→ **Objective**: Would you return all of this data exactly, leaving nothing out?

•••

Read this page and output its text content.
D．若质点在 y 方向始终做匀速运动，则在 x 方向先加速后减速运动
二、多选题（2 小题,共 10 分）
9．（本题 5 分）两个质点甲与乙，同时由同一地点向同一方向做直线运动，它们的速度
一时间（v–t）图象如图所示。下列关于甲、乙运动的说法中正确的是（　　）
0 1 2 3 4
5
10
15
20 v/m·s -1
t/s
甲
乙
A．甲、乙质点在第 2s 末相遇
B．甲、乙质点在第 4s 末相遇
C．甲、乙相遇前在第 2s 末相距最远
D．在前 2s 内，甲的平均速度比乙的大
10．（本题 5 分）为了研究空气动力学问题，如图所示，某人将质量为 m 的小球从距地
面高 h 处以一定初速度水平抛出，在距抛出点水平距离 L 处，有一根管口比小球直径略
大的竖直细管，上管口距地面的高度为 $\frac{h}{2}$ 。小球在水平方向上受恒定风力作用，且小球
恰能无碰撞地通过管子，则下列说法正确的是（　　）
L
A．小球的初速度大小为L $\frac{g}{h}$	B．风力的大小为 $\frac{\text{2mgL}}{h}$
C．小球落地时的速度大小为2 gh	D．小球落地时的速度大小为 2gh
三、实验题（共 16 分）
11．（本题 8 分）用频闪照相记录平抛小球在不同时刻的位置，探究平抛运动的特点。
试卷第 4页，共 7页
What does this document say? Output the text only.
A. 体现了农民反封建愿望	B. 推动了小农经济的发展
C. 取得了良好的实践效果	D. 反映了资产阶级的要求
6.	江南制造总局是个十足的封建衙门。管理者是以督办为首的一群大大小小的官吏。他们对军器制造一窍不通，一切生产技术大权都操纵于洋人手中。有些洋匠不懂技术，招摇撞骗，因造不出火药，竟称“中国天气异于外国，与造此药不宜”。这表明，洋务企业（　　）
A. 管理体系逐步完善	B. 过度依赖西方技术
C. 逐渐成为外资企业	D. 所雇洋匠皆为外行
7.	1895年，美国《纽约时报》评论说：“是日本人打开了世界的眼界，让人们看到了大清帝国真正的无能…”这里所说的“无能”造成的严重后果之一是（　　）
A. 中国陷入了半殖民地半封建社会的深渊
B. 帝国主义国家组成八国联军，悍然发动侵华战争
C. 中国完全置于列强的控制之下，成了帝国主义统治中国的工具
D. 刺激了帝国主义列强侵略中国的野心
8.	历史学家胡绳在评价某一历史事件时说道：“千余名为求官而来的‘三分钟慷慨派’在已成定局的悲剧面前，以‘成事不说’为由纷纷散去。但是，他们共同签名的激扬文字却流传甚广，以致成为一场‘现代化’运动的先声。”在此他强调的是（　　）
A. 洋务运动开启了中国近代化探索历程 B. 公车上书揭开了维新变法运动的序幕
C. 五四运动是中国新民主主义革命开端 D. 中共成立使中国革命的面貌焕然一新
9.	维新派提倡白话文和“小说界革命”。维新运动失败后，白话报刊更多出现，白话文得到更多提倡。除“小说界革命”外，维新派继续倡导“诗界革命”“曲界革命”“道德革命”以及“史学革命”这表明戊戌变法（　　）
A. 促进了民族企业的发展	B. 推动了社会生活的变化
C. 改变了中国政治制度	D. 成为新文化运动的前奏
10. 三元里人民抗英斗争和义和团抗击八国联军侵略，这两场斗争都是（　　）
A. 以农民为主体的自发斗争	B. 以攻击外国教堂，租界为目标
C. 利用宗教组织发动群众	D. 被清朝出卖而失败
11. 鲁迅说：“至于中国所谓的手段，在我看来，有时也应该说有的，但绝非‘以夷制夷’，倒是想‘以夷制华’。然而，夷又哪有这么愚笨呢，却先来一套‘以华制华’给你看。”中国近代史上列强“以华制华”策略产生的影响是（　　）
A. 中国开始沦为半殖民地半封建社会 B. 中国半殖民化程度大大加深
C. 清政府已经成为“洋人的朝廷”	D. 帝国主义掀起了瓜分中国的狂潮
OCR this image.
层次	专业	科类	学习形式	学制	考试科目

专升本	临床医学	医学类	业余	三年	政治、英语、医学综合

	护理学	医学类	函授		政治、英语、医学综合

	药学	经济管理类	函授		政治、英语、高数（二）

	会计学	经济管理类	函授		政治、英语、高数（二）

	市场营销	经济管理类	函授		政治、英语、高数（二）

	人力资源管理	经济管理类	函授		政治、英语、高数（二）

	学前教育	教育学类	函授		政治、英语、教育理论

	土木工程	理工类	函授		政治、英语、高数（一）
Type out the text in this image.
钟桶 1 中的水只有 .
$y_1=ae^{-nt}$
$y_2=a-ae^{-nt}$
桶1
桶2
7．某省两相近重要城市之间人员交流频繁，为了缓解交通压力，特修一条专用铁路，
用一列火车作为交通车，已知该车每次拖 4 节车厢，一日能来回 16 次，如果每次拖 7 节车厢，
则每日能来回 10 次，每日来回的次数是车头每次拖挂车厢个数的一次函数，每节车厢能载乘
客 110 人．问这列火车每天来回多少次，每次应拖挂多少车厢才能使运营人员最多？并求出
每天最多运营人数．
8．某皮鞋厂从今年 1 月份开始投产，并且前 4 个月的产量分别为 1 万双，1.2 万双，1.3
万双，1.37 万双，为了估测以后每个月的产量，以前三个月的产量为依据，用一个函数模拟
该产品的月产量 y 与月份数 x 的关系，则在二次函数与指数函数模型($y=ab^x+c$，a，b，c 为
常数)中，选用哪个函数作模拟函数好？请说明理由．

•••

→ **Task response**:
Read this page and output its text content.
D．若质点在 y 方向始终做匀速运动，则在 x 方向先加速后减速运动
二、多选题（2 小题,共 10 分）
9．（本题 5 分）两个质点甲与乙，同时由同一地点向同一方向做直线运动，它们的速度
一时间（v–t）图象如图所示。下列关于甲、乙运动的说法中正确的是（　　）
0 1 2 3 4
5
10
15
20 v/m·s -1
t/s
甲
乙
A．甲、乙质点在第 2s 末相遇
B．甲、乙质点在第 4s 末相遇
C．甲、乙相遇前在第 2s 末相距最远
D．在前 2s 内，甲的平均速度比乙的大
10．（本题 5 分）为了研究空气动力学问题，如图所示，某人将质量为 m 的小球从距地
面高 h 处以一定初速度水平抛出，在距抛出点水平距离 L 处，有一根管口比小球直径略
大的竖直细管，上管口距地面的高度为 $\frac{h}{2}$ 。小球在水平方向上受恒定风力作用，且小球
恰能无碰撞地通过管子，则下列说法正确的是（　　）
L
A．小球的初速度大小为L $\frac{g}{h}$	B．风力的大小为 $\frac{\text{2mgL}}{h}$
C．小球落地时的速度大小为2 gh	D．小球落地时的速度大小为 2gh
三、实验题（共 16 分）
11．（本题 8 分）用频闪照相记录平抛小球在不同时刻的位置，探究平抛运动的特点。
试卷第 4页，共 7页
What does this document say? Output the text only.
A. 体现了农民反封建愿望	B. 推动了小农经济的发展
C. 取得了良好的实践效果	D. 反映了资产阶级的要求
6.	江南制造总局是个十足的封建衙门。管理者是以督办为首的一群大大小小的官吏。他们对军器制造一窍不通，一切生产技术大权都操纵于洋人手中。有些洋匠不懂技术，招摇撞骗，因造不出火药，竟称“中国天气异于外国，与造此药不宜”。这表明，洋务企业（　　）
A. 管理体系逐步完善	B. 过度依赖西方技术
C. 逐渐成为外资企业	D. 所雇洋匠皆为外行
7.	1895年，美国《纽约时报》评论说：“是日本人打开了世界的眼界，让人们看到了大清帝国真正的无能…”这里所说的“无能”造成的严重后果之一是（　　）
A. 中国陷入了半殖民地半封建社会的深渊
B. 帝国主义国家组成八国联军，悍然发动侵华战争
C. 中国完全置于列强的控制之下，成了帝国主义统治中国的工具
D. 刺激了帝国主义列强侵略中国的野心
8.	历史学家胡绳在评价某一历史事件时说道：“千余名为求官而来的‘三分钟慷慨派’在已成定局的悲剧面前，以‘成事不说’为由纷纷散去。但是，他们共同签名的激扬文字却流传甚广，以致成为一场‘现代化’运动的先声。”在此他强调的是（　　）
A. 洋务运动开启了中国近代化探索历程 B. 公车上书揭开了维新变法运动的序幕
C. 五四运动是中国新民主主义革命开端 D. 中共成立使中国革命的面貌焕然一新
9.	维新派提倡白话文和“小说界革命”。维新运动失败后，白话报刊更多出现，白话文得到更多提倡。除“小说界革命”外，维新派继续倡导“诗界革命”“曲界革命”“道德革命”以及“史学革命”这表明戊戌变法（　　）
A. 促进了民族企业的发展	B. 推动了社会生活的变化
C. 改变了中国政治制度	D. 成为新文化运动的前奏
10. 三元里人民抗英斗争和义和团抗击八国联军侵略，这两场斗争都是（　　）
A. 以农民为主体的自发斗争	B. 以攻击外国教堂，租界为目标
C. 利用宗教组织发动群众	D. 被清朝出卖而失败
11. 鲁迅说：“至于中国所谓的手段，在我看来，有时也应该说有的，但绝非‘以夷制夷’，倒是想‘以夷制华’。然而，夷又哪有这么愚笨呢，却先来一套‘以华制华’给你看。”中国近代史上列强“以华制华”策略产生的影响是（　　）
A. 中国开始沦为半殖民地半封建社会 B. 中国半殖民化程度大大加深
C. 清政府已经成为“洋人的朝廷”	D. 帝国主义掀起了瓜分中国的狂潮
OCR this image.
层次	专业	科类	学习形式	学制	考试科目

专升本	临床医学	医学类	业余	三年	政治、英语、医学综合

	护理学	医学类	函授		政治、英语、医学综合

	药学	经济管理类	函授		政治、英语、高数（二）

	会计学	经济管理类	函授		政治、英语、高数（二）

	市场营销	经济管理类	函授		政治、英语、高数（二）

	人力资源管理	经济管理类	函授		政治、英语、高数（二）

	学前教育	教育学类	函授		政治、英语、教育理论

	土木工程	理工类	函授		政治、英语、高数（一）
Type out the text in this image.
钟桶 1 中的水只有 .
$y_1=ae^{-nt}$
$y_2=a-ae^{-nt}$
桶1
桶2
7．某省两相近重要城市之间人员交流频繁，为了缓解交通压力，特修一条专用铁路，
用一列火车作为交通车，已知该车每次拖 4 节车厢，一日能来回 16 次，如果每次拖 7 节车厢，
则每日能来回 10 次，每日来回的次数是车头每次拖挂车厢个数的一次函数，每节车厢能载乘
客 110 人．问这列火车每天来回多少次，每次应拖挂多少车厢才能使运营人员最多？并求出
每天最多运营人数．
8．某皮鞋厂从今年 1 月份开始投产，并且前 4 个月的产量分别为 1 万双，1.2 万双，1.3
万双，1.37 万双，为了估测以后每个月的产量，以前三个月的产量为依据，用一个函数模拟
该产品的月产量 y 与月份数 x 的关系，则在二次函数与指数函数模型($y=ab^x+c$，a，b，c 为
常数)中，选用哪个函数作模拟函数好？请说明理由．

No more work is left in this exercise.